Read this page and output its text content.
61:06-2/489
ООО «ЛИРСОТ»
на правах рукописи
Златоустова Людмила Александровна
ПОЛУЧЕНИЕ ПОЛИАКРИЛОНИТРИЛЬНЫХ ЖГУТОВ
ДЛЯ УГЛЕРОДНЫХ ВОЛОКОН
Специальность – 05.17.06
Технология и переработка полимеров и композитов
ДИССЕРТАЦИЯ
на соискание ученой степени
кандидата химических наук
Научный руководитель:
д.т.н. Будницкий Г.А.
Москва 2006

TASK TO COMPLETE: Go through the data and return every record exactly.

THE RESPONSE:
Read this page and output its text content.
61:06-2/489
ООО «ЛИРСОТ»
на правах рукописи
Златоустова Людмила Александровна
ПОЛУЧЕНИЕ ПОЛИАКРИЛОНИТРИЛЬНЫХ ЖГУТОВ
ДЛЯ УГЛЕРОДНЫХ ВОЛОКОН
Специальность – 05.17.06
Технология и переработка полимеров и композитов
ДИССЕРТАЦИЯ
на соискание ученой степени
кандидата химических наук
Научный руководитель:
д.т.н. Будницкий Г.А.
Москва 2006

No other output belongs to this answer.